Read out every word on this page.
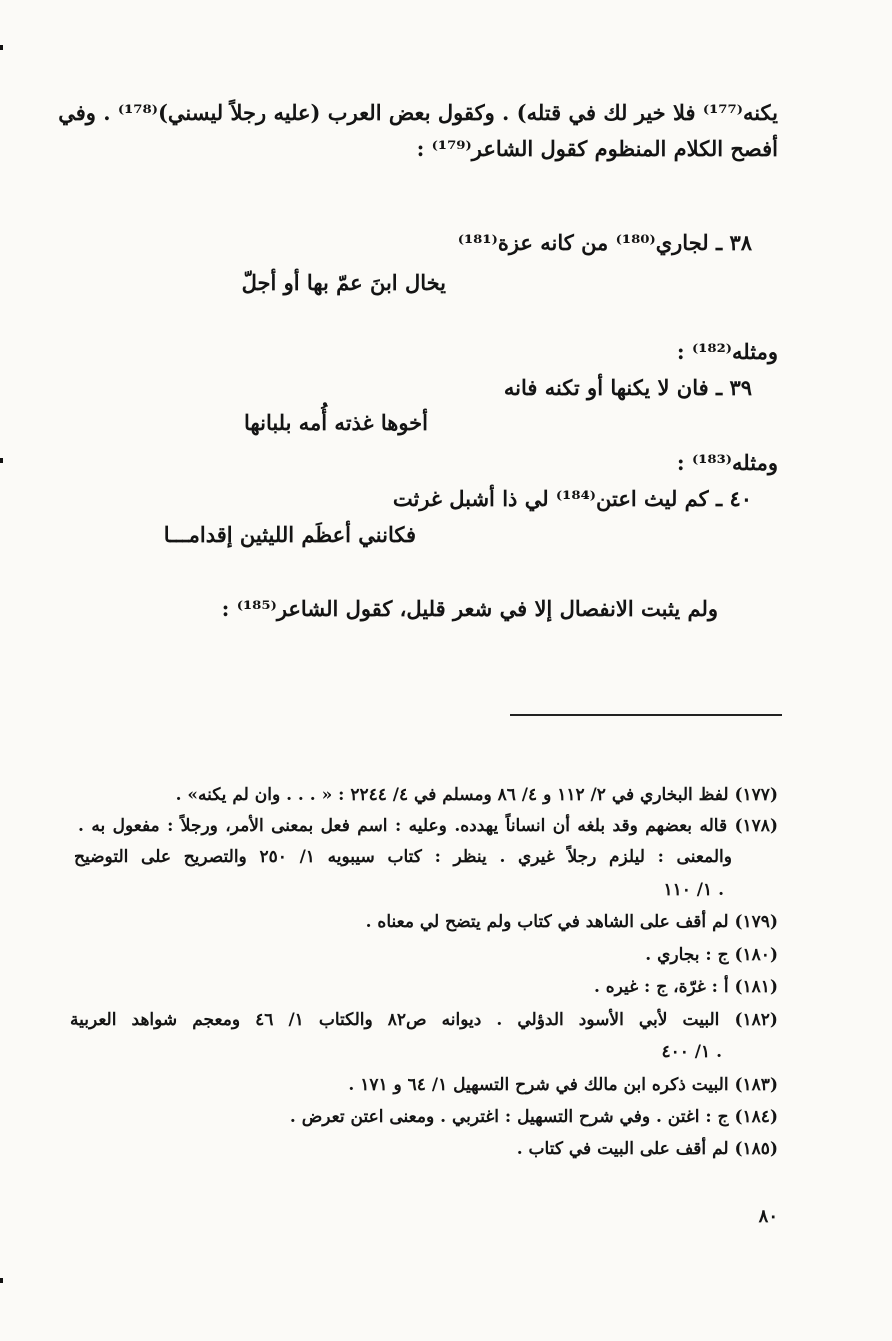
يكنه⁽¹⁷⁷⁾ فلا خير لك في قتله) . وكقول بعض العرب (عليه رجلاً ليسني)⁽¹⁷⁸⁾ . وفي
أفصح الكلام المنظوم كقول الشاعر⁽¹⁷⁹⁾ :
٣٨ ـ لجاري⁽¹⁸⁰⁾ من كانه عزة⁽¹⁸¹⁾
يخال ابنَ عمّ بها أو أجلّ
ومثله⁽¹⁸²⁾ :
٣٩ ـ فان لا يكنها أو تكنه فانه
أخوها غذته أُمه بلبانها
ومثله⁽¹⁸³⁾ :
٤٠ ـ كم ليث اعتن⁽¹⁸⁴⁾ لي ذا أشبل غرثت
فكانني أعظَم الليثين إقدامـــا
ولم يثبت الانفصال إلا في شعر قليل، كقول الشاعر⁽¹⁸⁵⁾ :
(١٧٧) لفظ البخاري في ٢/ ١١٢ و ٤/ ٨٦ ومسلم في ٤/ ٢٢٤٤ : « . . . وان لم يكنه» .
(١٧٨) قاله بعضهم وقد بلغه أن انساناً يهدده. وعليه : اسم فعل بمعنى الأمر، ورجلاً : مفعول به .
والمعنى : ليلزم رجلاً غيري . ينظر : كتاب سيبويه ١/ ٢٥٠ والتصريح على التوضيح
١/ ١١٠ .
(١٧٩) لم أقف على الشاهد في كتاب ولم يتضح لي معناه .
(١٨٠) ج : بجاري .
(١٨١) أ : غرّة، ج : غيره .
(١٨٢) البيت لأبي الأسود الدؤلي . ديوانه ص٨٢ والكتاب ١/ ٤٦ ومعجم شواهد العربية
١/ ٤٠٠ .
(١٨٣) البيت ذكره ابن مالك في شرح التسهيل ١/ ٦٤ و ١٧١ .
(١٨٤) ج : اغتن . وفي شرح التسهيل : اغتربي . ومعنى اعتن تعرض .
(١٨٥) لم أقف على البيت في كتاب .
٨٠
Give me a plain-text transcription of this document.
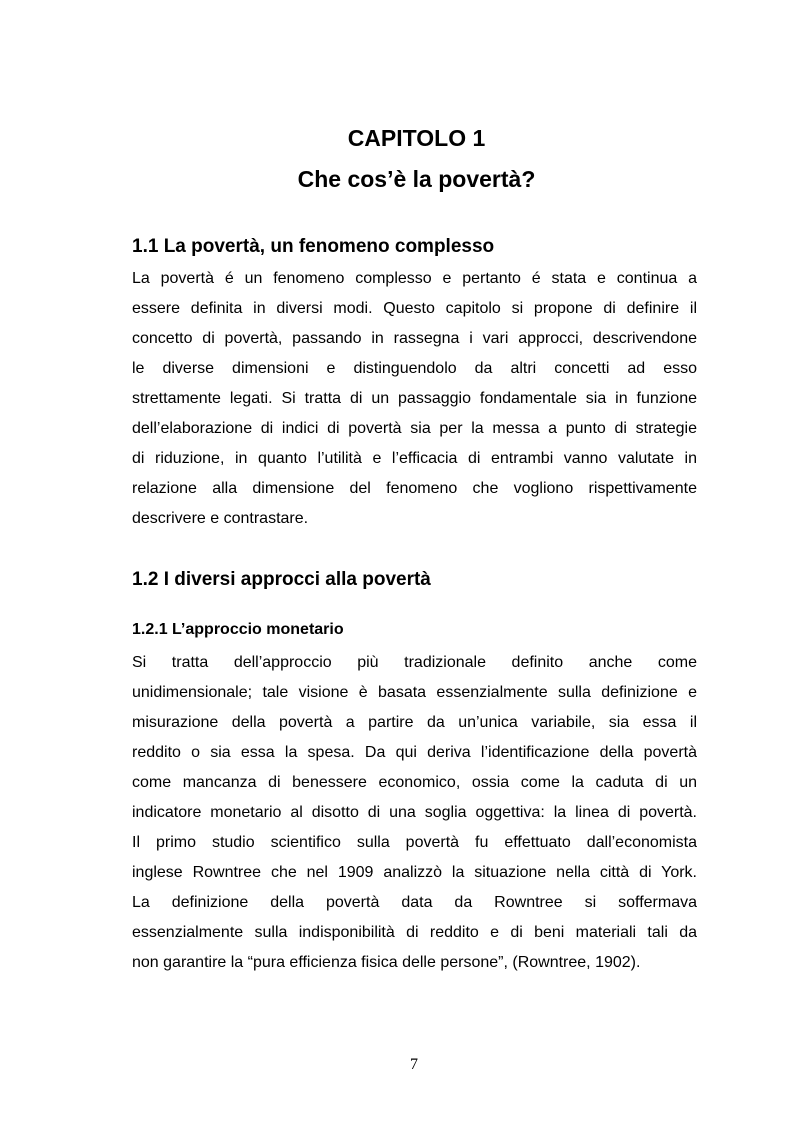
CAPITOLO 1
Che cos’è la povertà?
1.1 La povertà, un fenomeno complesso
La povertà é un fenomeno complesso e pertanto é stata e continua a
essere definita in diversi modi. Questo capitolo si propone di definire il
concetto di povertà, passando in rassegna i vari approcci, descrivendone
le diverse dimensioni e distinguendolo da altri concetti ad esso
strettamente legati. Si tratta di un passaggio fondamentale sia in funzione
dell’elaborazione di indici di povertà sia per la messa a punto di strategie
di riduzione, in quanto l’utilità e l’efficacia di entrambi vanno valutate in
relazione alla dimensione del fenomeno che vogliono rispettivamente
descrivere e contrastare.
1.2 I diversi approcci alla povertà
1.2.1 L’approccio monetario
Si tratta dell’approccio più tradizionale definito anche come
unidimensionale; tale visione è basata essenzialmente sulla definizione e
misurazione della povertà a partire da un’unica variabile, sia essa il
reddito o sia essa la spesa. Da qui deriva l’identificazione della povertà
come mancanza di benessere economico, ossia come la caduta di un
indicatore monetario al disotto di una soglia oggettiva: la linea di povertà.
Il primo studio scientifico sulla povertà fu effettuato dall’economista
inglese Rowntree che nel 1909 analizzò la situazione nella città di York.
La definizione della povertà data da Rowntree si soffermava
essenzialmente sulla indisponibilità di reddito e di beni materiali tali da
non garantire la “pura efficienza fisica delle persone”, (Rowntree, 1902).
7
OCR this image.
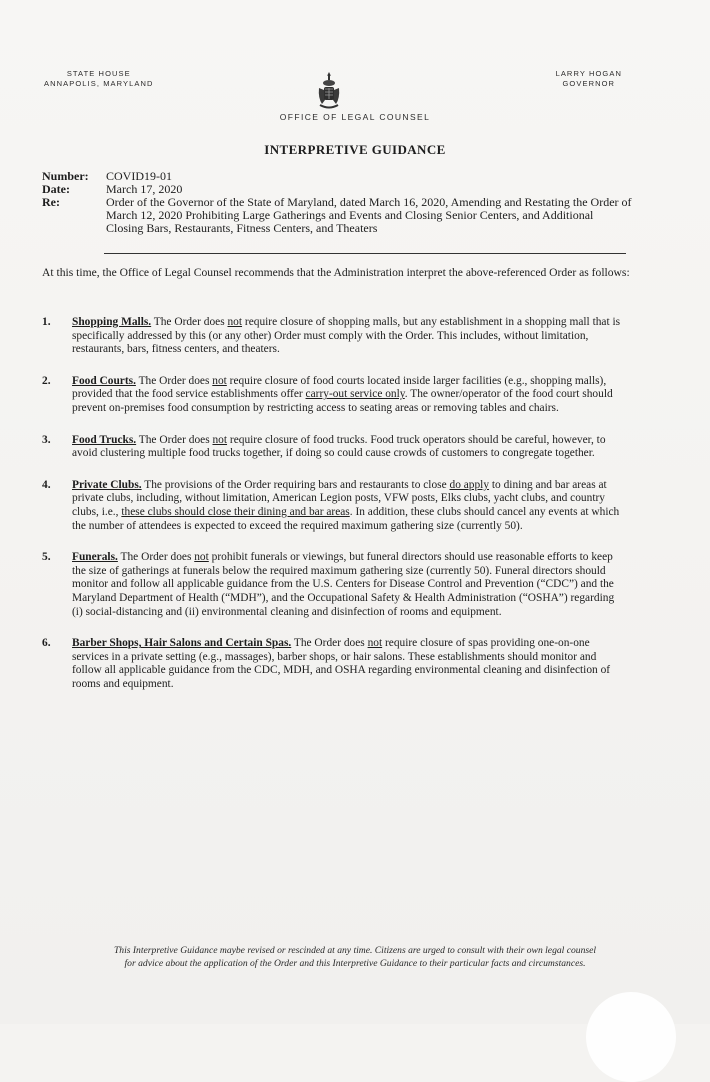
STATE HOUSE
ANNAPOLIS, MARYLAND
LARRY HOGAN
GOVERNOR
OFFICE OF LEGAL COUNSEL
INTERPRETIVE GUIDANCE
Number:	COVID19-01
Date:	March 17, 2020
Re:	Order of the Governor of the State of Maryland, dated March 16, 2020, Amending and Restating the Order of March 12, 2020 Prohibiting Large Gatherings and Events and Closing Senior Centers, and Additional Closing Bars, Restaurants, Fitness Centers, and Theaters
At this time, the Office of Legal Counsel recommends that the Administration interpret the above-referenced Order as follows:
1.	Shopping Malls. The Order does not require closure of shopping malls, but any establishment in a shopping mall that is specifically addressed by this (or any other) Order must comply with the Order. This includes, without limitation, restaurants, bars, fitness centers, and theaters.
2.	Food Courts. The Order does not require closure of food courts located inside larger facilities (e.g., shopping malls), provided that the food service establishments offer carry-out service only. The owner/operator of the food court should prevent on-premises food consumption by restricting access to seating areas or removing tables and chairs.
3.	Food Trucks. The Order does not require closure of food trucks. Food truck operators should be careful, however, to avoid clustering multiple food trucks together, if doing so could cause crowds of customers to congregate together.
4.	Private Clubs. The provisions of the Order requiring bars and restaurants to close do apply to dining and bar areas at private clubs, including, without limitation, American Legion posts, VFW posts, Elks clubs, yacht clubs, and country clubs, i.e., these clubs should close their dining and bar areas. In addition, these clubs should cancel any events at which the number of attendees is expected to exceed the required maximum gathering size (currently 50).
5.	Funerals. The Order does not prohibit funerals or viewings, but funeral directors should use reasonable efforts to keep the size of gatherings at funerals below the required maximum gathering size (currently 50). Funeral directors should monitor and follow all applicable guidance from the U.S. Centers for Disease Control and Prevention (“CDC”) and the Maryland Department of Health (“MDH”), and the Occupational Safety & Health Administration (“OSHA”) regarding (i) social-distancing and (ii) environmental cleaning and disinfection of rooms and equipment.
6.	Barber Shops, Hair Salons and Certain Spas. The Order does not require closure of spas providing one-on-one services in a private setting (e.g., massages), barber shops, or hair salons. These establishments should monitor and follow all applicable guidance from the CDC, MDH, and OSHA regarding environmental cleaning and disinfection of rooms and equipment.
This Interpretive Guidance maybe revised or rescinded at any time. Citizens are urged to consult with their own legal counsel
for advice about the application of the Order and this Interpretive Guidance to their particular facts and circumstances.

* INSTRUCTIONS FOR THE TASK: In this exercise, set down all of the data exactly, without the pictures.

* SOLUTION TO THE PROBLEM:
Read out every word on this page.
يكنه⁽¹⁷⁷⁾ فلا خير لك في قتله) . وكقول بعض العرب (عليه رجلاً ليسني)⁽¹⁷⁸⁾ . وفي
أفصح الكلام المنظوم كقول الشاعر⁽¹⁷⁹⁾ :
٣٨ ـ لجاري⁽¹⁸⁰⁾ من كانه عزة⁽¹⁸¹⁾
يخال ابنَ عمّ بها أو أجلّ
ومثله⁽¹⁸²⁾ :
٣٩ ـ فان لا يكنها أو تكنه فانه
أخوها غذته أُمه بلبانها
ومثله⁽¹⁸³⁾ :
٤٠ ـ كم ليث اعتن⁽¹⁸⁴⁾ لي ذا أشبل غرثت
فكانني أعظَم الليثين إقدامـــا
ولم يثبت الانفصال إلا في شعر قليل، كقول الشاعر⁽¹⁸⁵⁾ :
(١٧٧) لفظ البخاري في ٢/ ١١٢ و ٤/ ٨٦ ومسلم في ٤/ ٢٢٤٤ : « . . . وان لم يكنه» .
(١٧٨) قاله بعضهم وقد بلغه أن انساناً يهدده. وعليه : اسم فعل بمعنى الأمر، ورجلاً : مفعول به .
والمعنى : ليلزم رجلاً غيري . ينظر : كتاب سيبويه ١/ ٢٥٠ والتصريح على التوضيح
١/ ١١٠ .
(١٧٩) لم أقف على الشاهد في كتاب ولم يتضح لي معناه .
(١٨٠) ج : بجاري .
(١٨١) أ : غرّة، ج : غيره .
(١٨٢) البيت لأبي الأسود الدؤلي . ديوانه ص٨٢ والكتاب ١/ ٤٦ ومعجم شواهد العربية
١/ ٤٠٠ .
(١٨٣) البيت ذكره ابن مالك في شرح التسهيل ١/ ٦٤ و ١٧١ .
(١٨٤) ج : اغتن . وفي شرح التسهيل : اغتربي . ومعنى اعتن تعرض .
(١٨٥) لم أقف على البيت في كتاب .
٨٠
Give me a plain-text transcription of this document.
CAPITOLO 1
Che cos’è la povertà?
1.1 La povertà, un fenomeno complesso
La povertà é un fenomeno complesso e pertanto é stata e continua a
essere definita in diversi modi. Questo capitolo si propone di definire il
concetto di povertà, passando in rassegna i vari approcci, descrivendone
le diverse dimensioni e distinguendolo da altri concetti ad esso
strettamente legati. Si tratta di un passaggio fondamentale sia in funzione
dell’elaborazione di indici di povertà sia per la messa a punto di strategie
di riduzione, in quanto l’utilità e l’efficacia di entrambi vanno valutate in
relazione alla dimensione del fenomeno che vogliono rispettivamente
descrivere e contrastare.
1.2 I diversi approcci alla povertà
1.2.1 L’approccio monetario
Si tratta dell’approccio più tradizionale definito anche come
unidimensionale; tale visione è basata essenzialmente sulla definizione e
misurazione della povertà a partire da un’unica variabile, sia essa il
reddito o sia essa la spesa. Da qui deriva l’identificazione della povertà
come mancanza di benessere economico, ossia come la caduta di un
indicatore monetario al disotto di una soglia oggettiva: la linea di povertà.
Il primo studio scientifico sulla povertà fu effettuato dall’economista
inglese Rowntree che nel 1909 analizzò la situazione nella città di York.
La definizione della povertà data da Rowntree si soffermava
essenzialmente sulla indisponibilità di reddito e di beni materiali tali da
non garantire la “pura efficienza fisica delle persone”, (Rowntree, 1902).
7
OCR this image.
STATE HOUSE
ANNAPOLIS, MARYLAND
LARRY HOGAN
GOVERNOR
OFFICE OF LEGAL COUNSEL
INTERPRETIVE GUIDANCE
Number:	COVID19-01
Date:	March 17, 2020
Re:	Order of the Governor of the State of Maryland, dated March 16, 2020, Amending and Restating the Order of March 12, 2020 Prohibiting Large Gatherings and Events and Closing Senior Centers, and Additional Closing Bars, Restaurants, Fitness Centers, and Theaters
At this time, the Office of Legal Counsel recommends that the Administration interpret the above-referenced Order as follows:
1.	Shopping Malls. The Order does not require closure of shopping malls, but any establishment in a shopping mall that is specifically addressed by this (or any other) Order must comply with the Order. This includes, without limitation, restaurants, bars, fitness centers, and theaters.
2.	Food Courts. The Order does not require closure of food courts located inside larger facilities (e.g., shopping malls), provided that the food service establishments offer carry-out service only. The owner/operator of the food court should prevent on-premises food consumption by restricting access to seating areas or removing tables and chairs.
3.	Food Trucks. The Order does not require closure of food trucks. Food truck operators should be careful, however, to avoid clustering multiple food trucks together, if doing so could cause crowds of customers to congregate together.
4.	Private Clubs. The provisions of the Order requiring bars and restaurants to close do apply to dining and bar areas at private clubs, including, without limitation, American Legion posts, VFW posts, Elks clubs, yacht clubs, and country clubs, i.e., these clubs should close their dining and bar areas. In addition, these clubs should cancel any events at which the number of attendees is expected to exceed the required maximum gathering size (currently 50).
5.	Funerals. The Order does not prohibit funerals or viewings, but funeral directors should use reasonable efforts to keep the size of gatherings at funerals below the required maximum gathering size (currently 50). Funeral directors should monitor and follow all applicable guidance from the U.S. Centers for Disease Control and Prevention (“CDC”) and the Maryland Department of Health (“MDH”), and the Occupational Safety & Health Administration (“OSHA”) regarding (i) social-distancing and (ii) environmental cleaning and disinfection of rooms and equipment.
6.	Barber Shops, Hair Salons and Certain Spas. The Order does not require closure of spas providing one-on-one services in a private setting (e.g., massages), barber shops, or hair salons. These establishments should monitor and follow all applicable guidance from the CDC, MDH, and OSHA regarding environmental cleaning and disinfection of rooms and equipment.
This Interpretive Guidance maybe revised or rescinded at any time. Citizens are urged to consult with their own legal counsel
for advice about the application of the Order and this Interpretive Guidance to their particular facts and circumstances.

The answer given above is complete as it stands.